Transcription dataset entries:
>>
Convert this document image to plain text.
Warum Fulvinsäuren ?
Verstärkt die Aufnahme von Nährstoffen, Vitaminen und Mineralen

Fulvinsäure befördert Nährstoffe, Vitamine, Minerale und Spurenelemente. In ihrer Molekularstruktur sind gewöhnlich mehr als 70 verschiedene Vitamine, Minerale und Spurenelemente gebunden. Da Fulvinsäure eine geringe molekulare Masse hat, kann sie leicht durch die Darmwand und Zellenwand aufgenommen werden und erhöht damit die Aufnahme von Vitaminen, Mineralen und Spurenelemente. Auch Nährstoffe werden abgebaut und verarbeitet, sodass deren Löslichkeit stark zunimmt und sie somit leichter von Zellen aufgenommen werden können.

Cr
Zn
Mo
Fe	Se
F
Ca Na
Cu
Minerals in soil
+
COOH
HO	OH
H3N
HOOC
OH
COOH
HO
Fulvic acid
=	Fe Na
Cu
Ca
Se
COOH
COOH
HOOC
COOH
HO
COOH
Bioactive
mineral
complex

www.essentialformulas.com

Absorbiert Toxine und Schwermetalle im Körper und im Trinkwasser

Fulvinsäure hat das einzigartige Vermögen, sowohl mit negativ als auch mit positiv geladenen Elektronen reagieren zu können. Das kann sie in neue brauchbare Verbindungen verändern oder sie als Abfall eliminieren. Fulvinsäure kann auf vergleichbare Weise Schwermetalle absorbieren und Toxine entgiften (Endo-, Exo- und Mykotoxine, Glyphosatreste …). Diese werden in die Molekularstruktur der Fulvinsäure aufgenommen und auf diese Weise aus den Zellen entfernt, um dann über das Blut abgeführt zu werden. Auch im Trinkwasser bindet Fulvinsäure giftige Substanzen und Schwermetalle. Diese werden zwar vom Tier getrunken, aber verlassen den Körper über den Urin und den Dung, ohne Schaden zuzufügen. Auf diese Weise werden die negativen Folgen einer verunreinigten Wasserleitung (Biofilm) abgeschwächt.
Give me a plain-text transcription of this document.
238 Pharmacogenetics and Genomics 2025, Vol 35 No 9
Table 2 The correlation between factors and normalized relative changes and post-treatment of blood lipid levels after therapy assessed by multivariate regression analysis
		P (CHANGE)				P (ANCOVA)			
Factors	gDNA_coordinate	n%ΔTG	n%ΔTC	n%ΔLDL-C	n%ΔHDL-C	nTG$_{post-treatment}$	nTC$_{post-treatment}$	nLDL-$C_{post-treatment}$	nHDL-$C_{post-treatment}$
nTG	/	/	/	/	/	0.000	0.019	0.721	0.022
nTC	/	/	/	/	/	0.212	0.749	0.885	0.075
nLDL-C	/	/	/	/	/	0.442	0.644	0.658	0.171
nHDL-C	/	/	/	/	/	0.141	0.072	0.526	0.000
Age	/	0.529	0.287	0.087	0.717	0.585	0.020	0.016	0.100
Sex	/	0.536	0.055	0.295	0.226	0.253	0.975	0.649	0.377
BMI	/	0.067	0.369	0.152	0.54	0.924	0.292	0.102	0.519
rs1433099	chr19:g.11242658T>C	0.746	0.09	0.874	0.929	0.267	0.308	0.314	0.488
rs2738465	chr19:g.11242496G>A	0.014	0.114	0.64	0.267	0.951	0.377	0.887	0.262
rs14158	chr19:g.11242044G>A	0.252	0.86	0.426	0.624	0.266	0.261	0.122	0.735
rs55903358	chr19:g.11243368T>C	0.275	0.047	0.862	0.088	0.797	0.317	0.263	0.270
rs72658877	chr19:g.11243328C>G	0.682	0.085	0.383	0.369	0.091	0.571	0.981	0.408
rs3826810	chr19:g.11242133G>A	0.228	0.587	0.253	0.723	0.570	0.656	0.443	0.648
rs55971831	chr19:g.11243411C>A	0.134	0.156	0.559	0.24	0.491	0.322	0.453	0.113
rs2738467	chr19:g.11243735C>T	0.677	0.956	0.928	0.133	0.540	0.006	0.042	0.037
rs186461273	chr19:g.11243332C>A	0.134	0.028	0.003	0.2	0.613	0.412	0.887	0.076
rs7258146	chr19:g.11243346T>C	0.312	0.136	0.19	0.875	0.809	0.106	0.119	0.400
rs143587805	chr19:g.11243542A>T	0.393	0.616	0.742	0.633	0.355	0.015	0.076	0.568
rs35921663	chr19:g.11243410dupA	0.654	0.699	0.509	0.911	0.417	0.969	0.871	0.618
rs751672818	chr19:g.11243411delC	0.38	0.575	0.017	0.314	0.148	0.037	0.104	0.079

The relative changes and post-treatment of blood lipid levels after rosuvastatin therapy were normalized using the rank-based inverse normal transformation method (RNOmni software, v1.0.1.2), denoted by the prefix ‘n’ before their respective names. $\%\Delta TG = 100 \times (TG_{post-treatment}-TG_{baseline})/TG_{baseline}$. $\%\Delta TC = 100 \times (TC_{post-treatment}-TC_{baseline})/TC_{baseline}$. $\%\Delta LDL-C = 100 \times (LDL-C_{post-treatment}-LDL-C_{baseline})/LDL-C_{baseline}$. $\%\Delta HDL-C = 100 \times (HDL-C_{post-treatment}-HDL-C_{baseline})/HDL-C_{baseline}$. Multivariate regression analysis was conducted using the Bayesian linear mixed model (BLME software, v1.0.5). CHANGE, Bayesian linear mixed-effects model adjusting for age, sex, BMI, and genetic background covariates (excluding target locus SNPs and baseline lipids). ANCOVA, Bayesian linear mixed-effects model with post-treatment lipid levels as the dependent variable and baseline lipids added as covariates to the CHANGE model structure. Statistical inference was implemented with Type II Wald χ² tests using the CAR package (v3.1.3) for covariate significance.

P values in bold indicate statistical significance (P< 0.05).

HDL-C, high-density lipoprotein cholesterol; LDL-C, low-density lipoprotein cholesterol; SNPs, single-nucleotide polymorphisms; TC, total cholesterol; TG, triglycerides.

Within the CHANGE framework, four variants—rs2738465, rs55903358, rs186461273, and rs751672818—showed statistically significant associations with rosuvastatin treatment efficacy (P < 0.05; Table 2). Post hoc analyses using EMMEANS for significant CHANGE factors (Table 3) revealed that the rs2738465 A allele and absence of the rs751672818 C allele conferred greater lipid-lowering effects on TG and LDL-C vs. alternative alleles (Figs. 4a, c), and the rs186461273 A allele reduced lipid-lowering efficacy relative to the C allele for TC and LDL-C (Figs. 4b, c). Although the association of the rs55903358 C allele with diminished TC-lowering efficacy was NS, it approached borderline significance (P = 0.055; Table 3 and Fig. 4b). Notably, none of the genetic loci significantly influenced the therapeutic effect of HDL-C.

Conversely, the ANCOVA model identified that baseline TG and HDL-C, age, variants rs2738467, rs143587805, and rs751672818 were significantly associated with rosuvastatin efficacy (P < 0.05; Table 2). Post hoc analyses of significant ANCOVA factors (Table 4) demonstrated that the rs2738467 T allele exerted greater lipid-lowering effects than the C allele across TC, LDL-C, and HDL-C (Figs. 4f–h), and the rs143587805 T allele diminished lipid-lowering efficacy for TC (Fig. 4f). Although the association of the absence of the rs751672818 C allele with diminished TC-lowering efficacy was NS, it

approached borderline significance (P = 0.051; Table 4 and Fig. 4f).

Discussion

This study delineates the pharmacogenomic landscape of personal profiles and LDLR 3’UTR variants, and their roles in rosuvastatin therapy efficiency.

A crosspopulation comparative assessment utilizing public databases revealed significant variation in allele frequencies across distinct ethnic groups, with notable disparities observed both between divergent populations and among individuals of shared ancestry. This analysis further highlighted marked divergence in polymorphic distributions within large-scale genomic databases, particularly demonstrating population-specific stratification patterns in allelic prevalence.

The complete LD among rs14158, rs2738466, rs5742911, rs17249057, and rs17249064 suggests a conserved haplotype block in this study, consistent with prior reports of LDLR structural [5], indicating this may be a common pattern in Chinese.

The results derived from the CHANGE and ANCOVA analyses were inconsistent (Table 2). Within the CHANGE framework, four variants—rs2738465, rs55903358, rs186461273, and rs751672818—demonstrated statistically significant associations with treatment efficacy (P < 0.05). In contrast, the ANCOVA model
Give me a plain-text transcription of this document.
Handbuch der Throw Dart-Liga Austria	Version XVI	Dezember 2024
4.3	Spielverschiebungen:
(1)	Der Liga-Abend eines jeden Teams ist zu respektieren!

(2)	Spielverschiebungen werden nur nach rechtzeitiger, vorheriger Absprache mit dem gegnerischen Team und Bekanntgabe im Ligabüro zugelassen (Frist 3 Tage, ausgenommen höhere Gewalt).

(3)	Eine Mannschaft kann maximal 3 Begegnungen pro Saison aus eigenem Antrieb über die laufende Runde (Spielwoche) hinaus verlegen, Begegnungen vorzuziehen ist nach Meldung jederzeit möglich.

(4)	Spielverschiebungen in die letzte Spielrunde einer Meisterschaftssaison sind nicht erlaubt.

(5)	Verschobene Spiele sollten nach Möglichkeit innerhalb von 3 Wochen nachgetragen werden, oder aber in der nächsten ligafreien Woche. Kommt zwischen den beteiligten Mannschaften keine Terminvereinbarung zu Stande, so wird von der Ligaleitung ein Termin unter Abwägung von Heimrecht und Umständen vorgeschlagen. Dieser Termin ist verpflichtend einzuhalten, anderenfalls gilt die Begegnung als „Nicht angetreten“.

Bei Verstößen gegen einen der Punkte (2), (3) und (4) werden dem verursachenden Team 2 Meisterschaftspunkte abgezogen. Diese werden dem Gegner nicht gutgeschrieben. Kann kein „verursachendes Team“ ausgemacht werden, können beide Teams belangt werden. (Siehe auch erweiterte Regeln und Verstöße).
<<
Answer with a single number: the count of lines in the entries that hold the word "oder".

— EXPECTED ANSWER —
2